> _Data supplied_
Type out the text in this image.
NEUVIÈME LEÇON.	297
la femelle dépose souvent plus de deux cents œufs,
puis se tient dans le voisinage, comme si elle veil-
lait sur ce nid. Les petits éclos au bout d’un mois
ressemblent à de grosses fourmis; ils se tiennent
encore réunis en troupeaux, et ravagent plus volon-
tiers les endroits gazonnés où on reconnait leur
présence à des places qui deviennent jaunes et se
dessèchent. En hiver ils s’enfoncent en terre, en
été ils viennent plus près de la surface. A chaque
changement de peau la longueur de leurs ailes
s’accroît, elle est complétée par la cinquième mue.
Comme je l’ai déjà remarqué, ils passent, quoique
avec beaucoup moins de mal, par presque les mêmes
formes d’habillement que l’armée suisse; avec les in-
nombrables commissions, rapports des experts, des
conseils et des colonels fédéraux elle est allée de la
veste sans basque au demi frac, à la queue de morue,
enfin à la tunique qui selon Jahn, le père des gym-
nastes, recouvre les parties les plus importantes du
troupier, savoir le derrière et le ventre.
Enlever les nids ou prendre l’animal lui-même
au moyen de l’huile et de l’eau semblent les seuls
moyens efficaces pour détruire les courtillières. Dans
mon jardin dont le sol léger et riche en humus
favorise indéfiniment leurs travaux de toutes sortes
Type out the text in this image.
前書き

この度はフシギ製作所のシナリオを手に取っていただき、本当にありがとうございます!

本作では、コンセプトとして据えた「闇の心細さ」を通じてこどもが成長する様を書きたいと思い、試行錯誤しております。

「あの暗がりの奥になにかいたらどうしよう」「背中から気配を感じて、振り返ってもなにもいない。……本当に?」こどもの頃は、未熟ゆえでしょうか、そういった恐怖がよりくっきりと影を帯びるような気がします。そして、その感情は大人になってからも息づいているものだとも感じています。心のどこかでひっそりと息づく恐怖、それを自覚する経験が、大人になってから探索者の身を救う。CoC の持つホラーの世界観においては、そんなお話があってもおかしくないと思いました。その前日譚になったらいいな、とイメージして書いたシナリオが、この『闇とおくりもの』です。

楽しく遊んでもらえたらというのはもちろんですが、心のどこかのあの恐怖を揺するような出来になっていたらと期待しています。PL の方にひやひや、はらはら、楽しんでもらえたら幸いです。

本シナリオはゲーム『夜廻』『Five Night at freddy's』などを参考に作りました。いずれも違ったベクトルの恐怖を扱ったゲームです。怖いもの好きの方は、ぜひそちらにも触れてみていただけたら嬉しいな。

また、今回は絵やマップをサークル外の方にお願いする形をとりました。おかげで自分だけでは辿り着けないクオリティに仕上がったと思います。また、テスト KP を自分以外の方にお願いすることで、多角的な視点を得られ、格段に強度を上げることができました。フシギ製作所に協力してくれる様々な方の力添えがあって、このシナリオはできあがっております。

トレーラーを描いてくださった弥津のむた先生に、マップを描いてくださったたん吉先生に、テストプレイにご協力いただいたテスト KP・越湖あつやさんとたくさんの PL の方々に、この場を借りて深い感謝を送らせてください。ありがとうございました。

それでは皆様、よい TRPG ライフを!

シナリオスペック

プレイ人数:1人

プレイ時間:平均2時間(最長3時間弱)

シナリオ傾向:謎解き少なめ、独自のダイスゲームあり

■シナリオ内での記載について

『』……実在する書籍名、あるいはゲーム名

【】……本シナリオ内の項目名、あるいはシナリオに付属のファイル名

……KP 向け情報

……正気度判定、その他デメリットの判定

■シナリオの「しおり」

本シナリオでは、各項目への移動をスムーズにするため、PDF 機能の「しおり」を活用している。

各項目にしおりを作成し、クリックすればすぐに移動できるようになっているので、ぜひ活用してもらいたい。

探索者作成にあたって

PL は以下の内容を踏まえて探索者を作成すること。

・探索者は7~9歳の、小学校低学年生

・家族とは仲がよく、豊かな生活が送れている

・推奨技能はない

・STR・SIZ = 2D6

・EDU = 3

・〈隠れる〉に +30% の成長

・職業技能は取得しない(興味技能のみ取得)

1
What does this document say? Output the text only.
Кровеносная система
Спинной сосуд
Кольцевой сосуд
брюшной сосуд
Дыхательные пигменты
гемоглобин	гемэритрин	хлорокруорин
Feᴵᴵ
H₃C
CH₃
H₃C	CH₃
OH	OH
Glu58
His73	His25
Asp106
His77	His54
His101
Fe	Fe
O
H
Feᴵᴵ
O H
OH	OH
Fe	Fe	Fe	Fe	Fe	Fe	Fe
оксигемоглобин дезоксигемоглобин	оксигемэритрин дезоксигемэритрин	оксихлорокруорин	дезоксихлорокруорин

> _Work to be completed_
Write down the full listing again, exactly.

> _Task output_
Type out the text in this image.
NEUVIÈME LEÇON.	297
la femelle dépose souvent plus de deux cents œufs,
puis se tient dans le voisinage, comme si elle veil-
lait sur ce nid. Les petits éclos au bout d’un mois
ressemblent à de grosses fourmis; ils se tiennent
encore réunis en troupeaux, et ravagent plus volon-
tiers les endroits gazonnés où on reconnait leur
présence à des places qui deviennent jaunes et se
dessèchent. En hiver ils s’enfoncent en terre, en
été ils viennent plus près de la surface. A chaque
changement de peau la longueur de leurs ailes
s’accroît, elle est complétée par la cinquième mue.
Comme je l’ai déjà remarqué, ils passent, quoique
avec beaucoup moins de mal, par presque les mêmes
formes d’habillement que l’armée suisse; avec les in-
nombrables commissions, rapports des experts, des
conseils et des colonels fédéraux elle est allée de la
veste sans basque au demi frac, à la queue de morue,
enfin à la tunique qui selon Jahn, le père des gym-
nastes, recouvre les parties les plus importantes du
troupier, savoir le derrière et le ventre.
Enlever les nids ou prendre l’animal lui-même
au moyen de l’huile et de l’eau semblent les seuls
moyens efficaces pour détruire les courtillières. Dans
mon jardin dont le sol léger et riche en humus
favorise indéfiniment leurs travaux de toutes sortes
Type out the text in this image.
前書き

この度はフシギ製作所のシナリオを手に取っていただき、本当にありがとうございます!

本作では、コンセプトとして据えた「闇の心細さ」を通じてこどもが成長する様を書きたいと思い、試行錯誤しております。

「あの暗がりの奥になにかいたらどうしよう」「背中から気配を感じて、振り返ってもなにもいない。……本当に?」こどもの頃は、未熟ゆえでしょうか、そういった恐怖がよりくっきりと影を帯びるような気がします。そして、その感情は大人になってからも息づいているものだとも感じています。心のどこかでひっそりと息づく恐怖、それを自覚する経験が、大人になってから探索者の身を救う。CoC の持つホラーの世界観においては、そんなお話があってもおかしくないと思いました。その前日譚になったらいいな、とイメージして書いたシナリオが、この『闇とおくりもの』です。

楽しく遊んでもらえたらというのはもちろんですが、心のどこかのあの恐怖を揺するような出来になっていたらと期待しています。PL の方にひやひや、はらはら、楽しんでもらえたら幸いです。

本シナリオはゲーム『夜廻』『Five Night at freddy's』などを参考に作りました。いずれも違ったベクトルの恐怖を扱ったゲームです。怖いもの好きの方は、ぜひそちらにも触れてみていただけたら嬉しいな。

また、今回は絵やマップをサークル外の方にお願いする形をとりました。おかげで自分だけでは辿り着けないクオリティに仕上がったと思います。また、テスト KP を自分以外の方にお願いすることで、多角的な視点を得られ、格段に強度を上げることができました。フシギ製作所に協力してくれる様々な方の力添えがあって、このシナリオはできあがっております。

トレーラーを描いてくださった弥津のむた先生に、マップを描いてくださったたん吉先生に、テストプレイにご協力いただいたテスト KP・越湖あつやさんとたくさんの PL の方々に、この場を借りて深い感謝を送らせてください。ありがとうございました。

それでは皆様、よい TRPG ライフを!

シナリオスペック

プレイ人数:1人

プレイ時間:平均2時間(最長3時間弱)

シナリオ傾向:謎解き少なめ、独自のダイスゲームあり

■シナリオ内での記載について

『』……実在する書籍名、あるいはゲーム名

【】……本シナリオ内の項目名、あるいはシナリオに付属のファイル名

……KP 向け情報

……正気度判定、その他デメリットの判定

■シナリオの「しおり」

本シナリオでは、各項目への移動をスムーズにするため、PDF 機能の「しおり」を活用している。

各項目にしおりを作成し、クリックすればすぐに移動できるようになっているので、ぜひ活用してもらいたい。

探索者作成にあたって

PL は以下の内容を踏まえて探索者を作成すること。

・探索者は7~9歳の、小学校低学年生

・家族とは仲がよく、豊かな生活が送れている

・推奨技能はない

・STR・SIZ = 2D6

・EDU = 3

・〈隠れる〉に +30% の成長

・職業技能は取得しない(興味技能のみ取得)

1
What does this document say? Output the text only.
Кровеносная система
Спинной сосуд
Кольцевой сосуд
брюшной сосуд
Дыхательные пигменты
гемоглобин	гемэритрин	хлорокруорин
Feᴵᴵ
H₃C
CH₃
H₃C	CH₃
OH	OH
Glu58
His73	His25
Asp106
His77	His54
His101
Fe	Fe
O
H
Feᴵᴵ
O H
OH	OH
Fe	Fe	Fe	Fe	Fe	Fe	Fe
оксигемоглобин дезоксигемоглобин	оксигемэритрин дезоксигемэритрин	оксихлорокруорин	дезоксихлорокруорин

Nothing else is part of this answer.